Count how many lines hold the word "Projets" and give that number as the whole answer.

++++ Dataset extract

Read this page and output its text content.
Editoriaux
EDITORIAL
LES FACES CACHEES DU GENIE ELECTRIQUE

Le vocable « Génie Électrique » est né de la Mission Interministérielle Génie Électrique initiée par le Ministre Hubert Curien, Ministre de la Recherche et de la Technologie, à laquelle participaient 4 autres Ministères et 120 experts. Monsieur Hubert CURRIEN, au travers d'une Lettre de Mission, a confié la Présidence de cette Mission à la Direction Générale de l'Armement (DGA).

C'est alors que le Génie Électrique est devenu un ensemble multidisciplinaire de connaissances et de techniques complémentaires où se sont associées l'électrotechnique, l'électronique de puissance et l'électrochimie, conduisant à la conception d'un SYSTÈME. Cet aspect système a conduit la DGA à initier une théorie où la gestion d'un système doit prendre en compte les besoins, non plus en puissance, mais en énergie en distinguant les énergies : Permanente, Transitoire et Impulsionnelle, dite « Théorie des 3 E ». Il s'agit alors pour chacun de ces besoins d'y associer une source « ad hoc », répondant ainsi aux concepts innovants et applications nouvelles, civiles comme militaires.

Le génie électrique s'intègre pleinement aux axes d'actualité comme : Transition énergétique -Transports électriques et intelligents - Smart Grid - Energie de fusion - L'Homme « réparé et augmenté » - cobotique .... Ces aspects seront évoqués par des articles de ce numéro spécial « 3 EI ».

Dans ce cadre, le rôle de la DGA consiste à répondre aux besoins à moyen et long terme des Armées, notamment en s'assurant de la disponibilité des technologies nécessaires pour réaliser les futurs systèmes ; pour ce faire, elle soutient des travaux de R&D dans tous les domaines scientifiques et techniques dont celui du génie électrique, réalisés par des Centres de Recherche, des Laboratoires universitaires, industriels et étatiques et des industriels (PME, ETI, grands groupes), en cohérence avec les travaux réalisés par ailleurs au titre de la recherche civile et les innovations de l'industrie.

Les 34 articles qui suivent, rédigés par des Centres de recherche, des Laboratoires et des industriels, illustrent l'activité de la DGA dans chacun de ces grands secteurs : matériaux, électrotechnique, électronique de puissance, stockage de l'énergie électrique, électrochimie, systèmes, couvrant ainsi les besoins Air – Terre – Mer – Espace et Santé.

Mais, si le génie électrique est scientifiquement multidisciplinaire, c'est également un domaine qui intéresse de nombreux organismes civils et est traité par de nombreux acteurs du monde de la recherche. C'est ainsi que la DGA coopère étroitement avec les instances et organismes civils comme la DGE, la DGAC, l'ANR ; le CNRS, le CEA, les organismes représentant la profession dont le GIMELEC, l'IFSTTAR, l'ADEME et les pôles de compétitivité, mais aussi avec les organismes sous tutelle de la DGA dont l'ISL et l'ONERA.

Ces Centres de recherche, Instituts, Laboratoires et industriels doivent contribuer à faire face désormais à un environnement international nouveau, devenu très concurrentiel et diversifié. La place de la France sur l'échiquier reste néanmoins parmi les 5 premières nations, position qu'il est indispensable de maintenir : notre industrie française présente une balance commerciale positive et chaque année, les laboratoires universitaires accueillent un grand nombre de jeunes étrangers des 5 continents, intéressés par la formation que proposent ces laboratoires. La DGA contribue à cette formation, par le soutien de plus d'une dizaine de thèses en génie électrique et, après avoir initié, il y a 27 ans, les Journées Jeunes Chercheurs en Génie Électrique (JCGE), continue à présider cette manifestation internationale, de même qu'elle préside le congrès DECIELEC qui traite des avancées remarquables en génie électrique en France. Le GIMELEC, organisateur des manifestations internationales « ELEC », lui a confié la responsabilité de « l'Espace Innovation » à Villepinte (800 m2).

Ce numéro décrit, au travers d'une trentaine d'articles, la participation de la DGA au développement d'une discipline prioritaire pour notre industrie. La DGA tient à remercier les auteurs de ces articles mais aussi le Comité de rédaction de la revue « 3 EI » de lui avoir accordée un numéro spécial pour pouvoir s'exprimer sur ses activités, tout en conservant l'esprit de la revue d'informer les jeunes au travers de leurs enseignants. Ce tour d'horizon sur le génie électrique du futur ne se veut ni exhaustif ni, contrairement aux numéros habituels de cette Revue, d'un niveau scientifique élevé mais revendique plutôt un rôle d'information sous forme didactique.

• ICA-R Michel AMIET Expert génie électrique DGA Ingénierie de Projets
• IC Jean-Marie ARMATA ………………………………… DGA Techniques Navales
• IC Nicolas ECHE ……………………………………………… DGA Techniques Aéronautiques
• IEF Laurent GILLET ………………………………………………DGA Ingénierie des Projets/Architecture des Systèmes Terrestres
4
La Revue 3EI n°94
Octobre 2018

++++++++

:: In response ::
2